**The request**
Wherever a line in the data below holds "value", copy that line.

**Dataset entries**
Start

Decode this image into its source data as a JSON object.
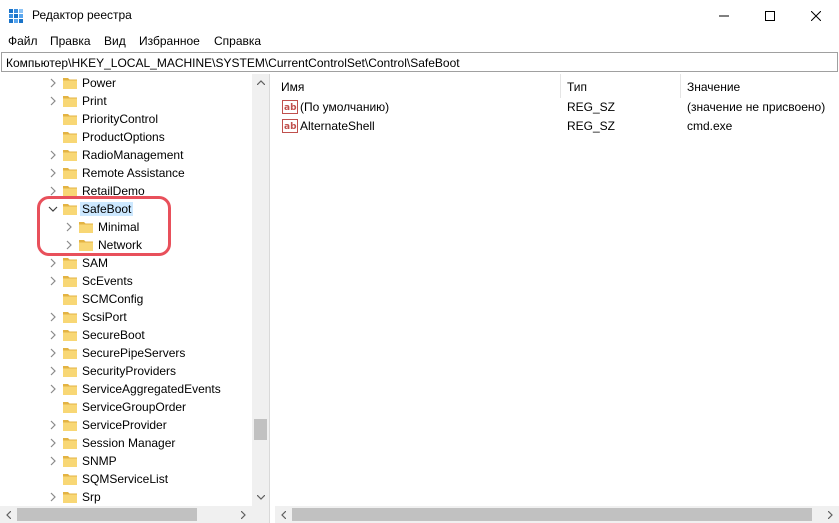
{
  "window": {
    "title": "Редактор реестра"
  },
  "menu": [
    "Файл",
    "Правка",
    "Вид",
    "Избранное",
    "Справка"
  ],
  "address": "Компьютер\\HKEY_LOCAL_MACHINE\\SYSTEM\\CurrentControlSet\\Control\\SafeBoot",
  "tree": {
    "items": [
      {
        "label": "Power",
        "level": 1,
        "expander": "collapsed"
      },
      {
        "label": "Print",
        "level": 1,
        "expander": "collapsed"
      },
      {
        "label": "PriorityControl",
        "level": 1,
        "expander": "none"
      },
      {
        "label": "ProductOptions",
        "level": 1,
        "expander": "none"
      },
      {
        "label": "RadioManagement",
        "level": 1,
        "expander": "collapsed"
      },
      {
        "label": "Remote Assistance",
        "level": 1,
        "expander": "collapsed"
      },
      {
        "label": "RetailDemo",
        "level": 1,
        "expander": "collapsed"
      },
      {
        "label": "SafeBoot",
        "level": 1,
        "expander": "expanded",
        "selected": true
      },
      {
        "label": "Minimal",
        "level": 2,
        "expander": "collapsed"
      },
      {
        "label": "Network",
        "level": 2,
        "expander": "collapsed"
      },
      {
        "label": "SAM",
        "level": 1,
        "expander": "collapsed"
      },
      {
        "label": "ScEvents",
        "level": 1,
        "expander": "collapsed"
      },
      {
        "label": "SCMConfig",
        "level": 1,
        "expander": "none"
      },
      {
        "label": "ScsiPort",
        "level": 1,
        "expander": "collapsed"
      },
      {
        "label": "SecureBoot",
        "level": 1,
        "expander": "collapsed"
      },
      {
        "label": "SecurePipeServers",
        "level": 1,
        "expander": "collapsed"
      },
      {
        "label": "SecurityProviders",
        "level": 1,
        "expander": "collapsed"
      },
      {
        "label": "ServiceAggregatedEvents",
        "level": 1,
        "expander": "collapsed"
      },
      {
        "label": "ServiceGroupOrder",
        "level": 1,
        "expander": "none"
      },
      {
        "label": "ServiceProvider",
        "level": 1,
        "expander": "collapsed"
      },
      {
        "label": "Session Manager",
        "level": 1,
        "expander": "collapsed"
      },
      {
        "label": "SNMP",
        "level": 1,
        "expander": "collapsed"
      },
      {
        "label": "SQMServiceList",
        "level": 1,
        "expander": "none"
      },
      {
        "label": "Srp",
        "level": 1,
        "expander": "collapsed"
      }
    ]
  },
  "list": {
    "columns": [
      "Имя",
      "Тип",
      "Значение"
    ],
    "rows": [
      {
        "name": "(По умолчанию)",
        "type": "REG_SZ",
        "value": "(значение не присвоено)"
      },
      {
        "name": "AlternateShell",
        "type": "REG_SZ",
        "value": "cmd.exe"
      }
    ]
  },
  "colors": {
    "selection": "#cce8ff",
    "highlight_ring": "#e8505b",
    "folder": "#f8d775",
    "folder_dark": "#e3b343"
  }
}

End

**Complete output**
        "value": "(значение не присвоено)"
        "value": "cmd.exe"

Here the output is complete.